§ **Short exercise**: Write out the whole listing exactly as it stands.

[Dataset records]
==================================================
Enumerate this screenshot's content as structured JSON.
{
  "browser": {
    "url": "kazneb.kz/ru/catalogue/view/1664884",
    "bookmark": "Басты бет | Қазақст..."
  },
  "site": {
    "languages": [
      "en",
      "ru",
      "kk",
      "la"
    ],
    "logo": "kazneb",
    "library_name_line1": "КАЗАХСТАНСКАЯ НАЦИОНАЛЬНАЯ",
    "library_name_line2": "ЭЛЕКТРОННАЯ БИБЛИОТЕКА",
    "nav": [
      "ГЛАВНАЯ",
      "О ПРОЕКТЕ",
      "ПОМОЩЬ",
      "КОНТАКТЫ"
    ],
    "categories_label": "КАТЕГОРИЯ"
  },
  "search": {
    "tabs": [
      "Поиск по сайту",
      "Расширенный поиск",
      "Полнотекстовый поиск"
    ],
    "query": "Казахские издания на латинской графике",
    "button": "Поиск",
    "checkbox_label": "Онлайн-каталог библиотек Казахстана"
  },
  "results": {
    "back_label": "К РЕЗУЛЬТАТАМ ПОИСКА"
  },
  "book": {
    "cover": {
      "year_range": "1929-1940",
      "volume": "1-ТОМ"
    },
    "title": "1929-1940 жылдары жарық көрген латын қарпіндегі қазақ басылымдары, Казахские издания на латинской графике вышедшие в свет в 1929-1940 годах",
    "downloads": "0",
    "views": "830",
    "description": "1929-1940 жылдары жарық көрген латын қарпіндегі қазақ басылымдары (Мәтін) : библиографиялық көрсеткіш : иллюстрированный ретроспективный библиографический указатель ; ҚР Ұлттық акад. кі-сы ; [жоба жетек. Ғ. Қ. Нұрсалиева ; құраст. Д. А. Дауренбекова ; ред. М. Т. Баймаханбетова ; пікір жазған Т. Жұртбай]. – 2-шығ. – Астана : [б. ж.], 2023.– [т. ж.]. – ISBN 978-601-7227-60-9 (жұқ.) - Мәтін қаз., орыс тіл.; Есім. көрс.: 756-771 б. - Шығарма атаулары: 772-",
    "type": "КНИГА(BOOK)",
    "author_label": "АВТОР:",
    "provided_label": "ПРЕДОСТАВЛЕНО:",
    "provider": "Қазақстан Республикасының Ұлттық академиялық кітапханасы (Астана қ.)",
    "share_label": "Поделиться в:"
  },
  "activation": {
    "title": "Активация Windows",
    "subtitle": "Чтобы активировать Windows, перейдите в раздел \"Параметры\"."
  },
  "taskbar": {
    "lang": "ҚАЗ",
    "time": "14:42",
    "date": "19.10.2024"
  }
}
==================================================
§ **Output of the exercise**:
Enumerate this screenshot's content as structured JSON.
{
  "browser": {
    "url": "kazneb.kz/ru/catalogue/view/1664884",
    "bookmark": "Басты бет | Қазақст..."
  },
  "site": {
    "languages": [
      "en",
      "ru",
      "kk",
      "la"
    ],
    "logo": "kazneb",
    "library_name_line1": "КАЗАХСТАНСКАЯ НАЦИОНАЛЬНАЯ",
    "library_name_line2": "ЭЛЕКТРОННАЯ БИБЛИОТЕКА",
    "nav": [
      "ГЛАВНАЯ",
      "О ПРОЕКТЕ",
      "ПОМОЩЬ",
      "КОНТАКТЫ"
    ],
    "categories_label": "КАТЕГОРИЯ"
  },
  "search": {
    "tabs": [
      "Поиск по сайту",
      "Расширенный поиск",
      "Полнотекстовый поиск"
    ],
    "query": "Казахские издания на латинской графике",
    "button": "Поиск",
    "checkbox_label": "Онлайн-каталог библиотек Казахстана"
  },
  "results": {
    "back_label": "К РЕЗУЛЬТАТАМ ПОИСКА"
  },
  "book": {
    "cover": {
      "year_range": "1929-1940",
      "volume": "1-ТОМ"
    },
    "title": "1929-1940 жылдары жарық көрген латын қарпіндегі қазақ басылымдары, Казахские издания на латинской графике вышедшие в свет в 1929-1940 годах",
    "downloads": "0",
    "views": "830",
    "description": "1929-1940 жылдары жарық көрген латын қарпіндегі қазақ басылымдары (Мәтін) : библиографиялық көрсеткіш : иллюстрированный ретроспективный библиографический указатель ; ҚР Ұлттық акад. кі-сы ; [жоба жетек. Ғ. Қ. Нұрсалиева ; құраст. Д. А. Дауренбекова ; ред. М. Т. Баймаханбетова ; пікір жазған Т. Жұртбай]. – 2-шығ. – Астана : [б. ж.], 2023.– [т. ж.]. – ISBN 978-601-7227-60-9 (жұқ.) - Мәтін қаз., орыс тіл.; Есім. көрс.: 756-771 б. - Шығарма атаулары: 772-",
    "type": "КНИГА(BOOK)",
    "author_label": "АВТОР:",
    "provided_label": "ПРЕДОСТАВЛЕНО:",
    "provider": "Қазақстан Республикасының Ұлттық академиялық кітапханасы (Астана қ.)",
    "share_label": "Поделиться в:"
  },
  "activation": {
    "title": "Активация Windows",
    "subtitle": "Чтобы активировать Windows, перейдите в раздел \"Параметры\"."
  },
  "taskbar": {
    "lang": "ҚАЗ",
    "time": "14:42",
    "date": "19.10.2024"
  }
}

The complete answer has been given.